◆ **Selection**:
▽

Which of the following does not represent redox reactions? (a) \(\mathrm{Cr}_{2} \mathrm{O}_{7}^{2-}+2 \mathrm{OH}^{-} \longrightarrow \mathrm{CrO}_{4}^{2-}+\mathrm{H}_{2} \mathrm{O}\) (b) \(\mathrm{SO}_{4}^{2-}+2 \mathrm{I}^{-}+2 \mathrm{H}^{+} \longrightarrow \mathrm{I}_{2}+\mathrm{SO}_{4}^{2-}+\mathrm{H}_{2} \mathrm{O}\) (c) \(2 \mathrm{Ca}(\mathrm{OH})_{2}+2 \mathrm{Cl}_{2} \longrightarrow \mathrm{Ca}(\mathrm{ClO})_{2}\) \(+\mathrm{CaCl}_{2}+2 \mathrm{H}_{2} \mathrm{O}\) (d) \(\mathrm{PCl}_{5} \longrightarrow \mathrm{PCl}_{3}+\mathrm{Cl}_{2}\)

Short Answer

Expert verified
Equation (a) does not represent a redox reaction.

Step by step solution

01

Define Redox Reactions

Redox (reduction-oxidation) reactions involve the transfer of electrons between two species. An increase in oxidation number indicates oxidation, while a decrease indicates reduction.
02

Analyze Equation (a)

Examine the oxidation states in \(\mathrm{Cr}_{2} \mathrm{O}_{7}^{2-}+2 \mathrm{OH}^{-} \longrightarrow \mathrm{CrO}_{4}^{2-}+\mathrm{H}_{2} \mathrm{O}\). Chromium in \(\mathrm{Cr}_{2} \mathrm{O}_{7}^{2-}\) is in the +6 oxidation state and remains +6 in \(\mathrm{CrO}_{4}^{2-}\). There is no change in oxidation states, indicating it is not a redox reaction.
03

Analyze Equation (b)

For \(\mathrm{SO}_{4}^{2-}+2 \mathrm{I}^{-}+2 \mathrm{H}^{+} \longrightarrow \mathrm{I}_{2}+\mathrm{SO}_{4}^{2-}+\mathrm{H}_{2} \mathrm{O}\), check the iodine atoms. The oxidation state of \(\mathrm{I}^{-}\) is -1 and changes to 0 in \(\mathrm{I}_{2}\). This change indicates a redox reaction, as iodine gets oxidized.
04

Analyze Equation (c)

△

(Item position entries)
▽

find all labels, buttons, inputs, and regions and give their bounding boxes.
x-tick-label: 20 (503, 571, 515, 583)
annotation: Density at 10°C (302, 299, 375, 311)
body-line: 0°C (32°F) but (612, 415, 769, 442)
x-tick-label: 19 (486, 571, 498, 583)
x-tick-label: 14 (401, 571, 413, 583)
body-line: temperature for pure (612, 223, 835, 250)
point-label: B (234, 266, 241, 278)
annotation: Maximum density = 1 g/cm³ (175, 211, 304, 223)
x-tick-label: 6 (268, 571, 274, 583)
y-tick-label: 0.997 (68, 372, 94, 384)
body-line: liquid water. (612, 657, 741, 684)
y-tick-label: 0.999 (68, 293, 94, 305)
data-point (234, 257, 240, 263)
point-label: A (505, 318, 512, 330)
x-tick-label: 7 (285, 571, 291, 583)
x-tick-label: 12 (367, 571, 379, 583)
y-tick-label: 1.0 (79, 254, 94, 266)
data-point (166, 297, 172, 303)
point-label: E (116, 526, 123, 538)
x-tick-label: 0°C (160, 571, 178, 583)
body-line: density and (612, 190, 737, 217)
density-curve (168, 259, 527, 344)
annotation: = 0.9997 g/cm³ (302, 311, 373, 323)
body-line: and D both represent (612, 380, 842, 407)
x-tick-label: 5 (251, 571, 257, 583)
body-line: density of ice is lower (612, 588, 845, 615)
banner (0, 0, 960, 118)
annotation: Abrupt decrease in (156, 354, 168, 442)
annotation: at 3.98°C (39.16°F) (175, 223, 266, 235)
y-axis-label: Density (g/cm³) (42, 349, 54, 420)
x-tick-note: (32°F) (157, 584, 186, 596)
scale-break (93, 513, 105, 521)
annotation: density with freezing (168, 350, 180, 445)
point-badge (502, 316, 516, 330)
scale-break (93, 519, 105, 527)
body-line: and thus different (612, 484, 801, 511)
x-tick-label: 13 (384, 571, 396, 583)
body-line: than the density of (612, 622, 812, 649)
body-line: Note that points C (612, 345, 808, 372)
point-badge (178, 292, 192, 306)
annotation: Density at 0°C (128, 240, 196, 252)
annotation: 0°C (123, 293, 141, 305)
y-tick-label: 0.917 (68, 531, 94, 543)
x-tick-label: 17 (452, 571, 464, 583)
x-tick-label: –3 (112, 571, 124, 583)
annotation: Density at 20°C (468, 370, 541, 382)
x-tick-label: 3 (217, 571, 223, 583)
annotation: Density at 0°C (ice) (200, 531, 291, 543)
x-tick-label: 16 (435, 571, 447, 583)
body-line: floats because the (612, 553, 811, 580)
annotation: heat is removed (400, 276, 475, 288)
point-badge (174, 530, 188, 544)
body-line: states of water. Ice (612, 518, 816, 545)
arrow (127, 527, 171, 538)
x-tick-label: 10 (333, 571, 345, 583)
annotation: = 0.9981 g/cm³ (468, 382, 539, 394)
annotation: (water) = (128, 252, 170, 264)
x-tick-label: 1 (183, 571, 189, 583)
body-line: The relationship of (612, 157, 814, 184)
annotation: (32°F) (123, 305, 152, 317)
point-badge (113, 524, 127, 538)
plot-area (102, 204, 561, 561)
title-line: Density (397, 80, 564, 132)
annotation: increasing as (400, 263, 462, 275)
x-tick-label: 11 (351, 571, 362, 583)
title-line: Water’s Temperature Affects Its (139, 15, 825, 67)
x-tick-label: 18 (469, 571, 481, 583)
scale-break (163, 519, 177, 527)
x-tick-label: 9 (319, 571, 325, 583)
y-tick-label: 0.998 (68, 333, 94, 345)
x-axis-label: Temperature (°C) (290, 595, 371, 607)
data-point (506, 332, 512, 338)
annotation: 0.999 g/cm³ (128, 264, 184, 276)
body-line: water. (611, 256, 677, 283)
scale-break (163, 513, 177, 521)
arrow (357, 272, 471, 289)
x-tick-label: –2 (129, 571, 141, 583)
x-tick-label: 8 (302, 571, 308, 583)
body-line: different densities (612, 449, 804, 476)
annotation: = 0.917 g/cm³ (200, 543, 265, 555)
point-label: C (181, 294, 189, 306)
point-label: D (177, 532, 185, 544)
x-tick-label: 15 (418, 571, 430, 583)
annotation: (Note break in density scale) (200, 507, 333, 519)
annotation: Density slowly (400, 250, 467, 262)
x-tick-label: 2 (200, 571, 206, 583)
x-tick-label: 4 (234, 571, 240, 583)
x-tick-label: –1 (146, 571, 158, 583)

△

◆ **What this exercise asks**:
(a) Answer these questions about the redox solution:
(i) According to the short answer, which equation does not represent a redox reaction?
(ii) What oxidation state does chromium have in \(\mathrm{Cr}_{2} \mathrm{O}_{7}^{2-}\)?
(iii) In equation (b), what oxidation state does iodine have in \(\mathrm{I}_{2}\)?
(b) What are the titles of all the numbered steps in the redox solution?

◆ **Answers**:
(a)
(i) Equation (a)
(ii) +6
(iii) 0

(b)
Define Redox Reactions
Analyze Equation (a)
Analyze Equation (b)
Analyze Equation (c)